• DATASET ROWS:
## START

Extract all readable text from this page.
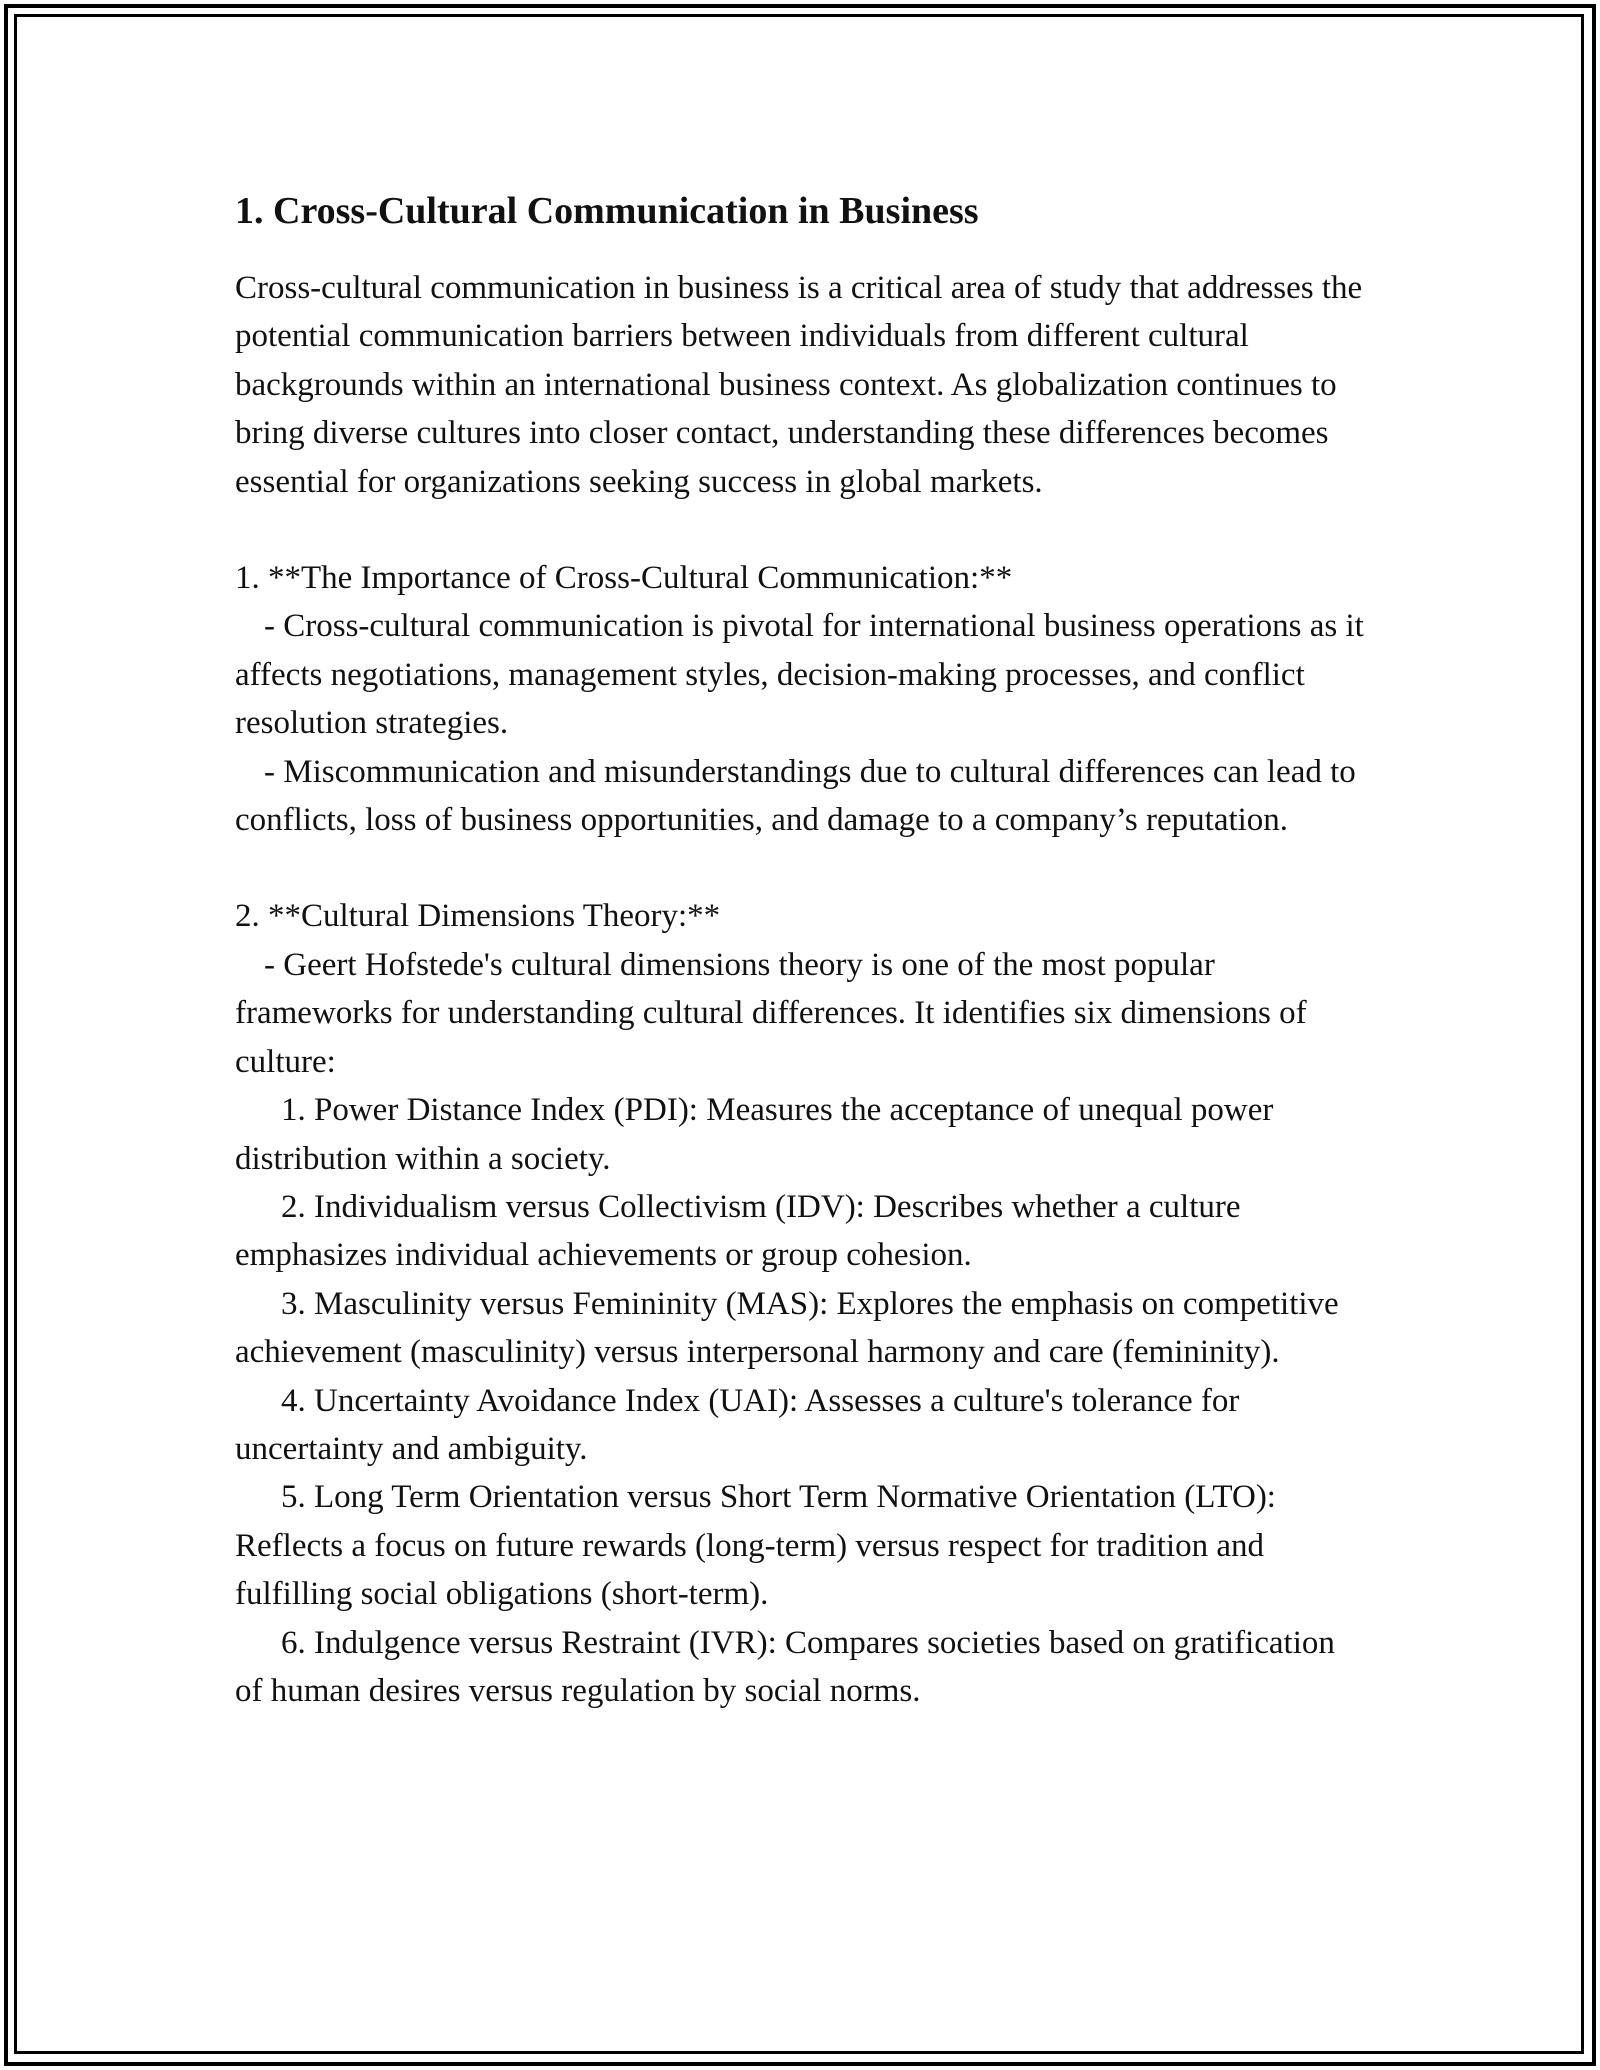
1. Cross-Cultural Communication in Business

Cross-cultural communication in business is a critical area of study that addresses the potential communication barriers between individuals from different cultural backgrounds within an international business context. As globalization continues to bring diverse cultures into closer contact, understanding these differences becomes essential for organizations seeking success in global markets.

1. **The Importance of Cross-Cultural Communication:**

- Cross-cultural communication is pivotal for international business operations as it affects negotiations, management styles, decision-making processes, and conflict resolution strategies.

- Miscommunication and misunderstandings due to cultural differences can lead to conflicts, loss of business opportunities, and damage to a company’s reputation.

2. **Cultural Dimensions Theory:**

- Geert Hofstede's cultural dimensions theory is one of the most popular frameworks for understanding cultural differences. It identifies six dimensions of culture:

1. Power Distance Index (PDI): Measures the acceptance of unequal power distribution within a society.

2. Individualism versus Collectivism (IDV): Describes whether a culture emphasizes individual achievements or group cohesion.

3. Masculinity versus Femininity (MAS): Explores the emphasis on competitive achievement (masculinity) versus interpersonal harmony and care (femininity).

4. Uncertainty Avoidance Index (UAI): Assesses a culture's tolerance for uncertainty and ambiguity.

5. Long Term Orientation versus Short Term Normative Orientation (LTO): Reflects a focus on future rewards (long-term) versus respect for tradition and fulfilling social obligations (short-term).

6. Indulgence versus Restraint (IVR): Compares societies based on gratification of human desires versus regulation by social norms.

## END

• DIRECTIVE:
Transcribe every entry word for word, but skip the pictures.

• THE REPLY:
Extract all readable text from this page.
1. Cross-Cultural Communication in Business

Cross-cultural communication in business is a critical area of study that addresses the potential communication barriers between individuals from different cultural backgrounds within an international business context. As globalization continues to bring diverse cultures into closer contact, understanding these differences becomes essential for organizations seeking success in global markets.

1. **The Importance of Cross-Cultural Communication:**

- Cross-cultural communication is pivotal for international business operations as it affects negotiations, management styles, decision-making processes, and conflict resolution strategies.

- Miscommunication and misunderstandings due to cultural differences can lead to conflicts, loss of business opportunities, and damage to a company’s reputation.

2. **Cultural Dimensions Theory:**

- Geert Hofstede's cultural dimensions theory is one of the most popular frameworks for understanding cultural differences. It identifies six dimensions of culture:

1. Power Distance Index (PDI): Measures the acceptance of unequal power distribution within a society.

2. Individualism versus Collectivism (IDV): Describes whether a culture emphasizes individual achievements or group cohesion.

3. Masculinity versus Femininity (MAS): Explores the emphasis on competitive achievement (masculinity) versus interpersonal harmony and care (femininity).

4. Uncertainty Avoidance Index (UAI): Assesses a culture's tolerance for uncertainty and ambiguity.

5. Long Term Orientation versus Short Term Normative Orientation (LTO): Reflects a focus on future rewards (long-term) versus respect for tradition and fulfilling social obligations (short-term).

6. Indulgence versus Restraint (IVR): Compares societies based on gratification of human desires versus regulation by social norms.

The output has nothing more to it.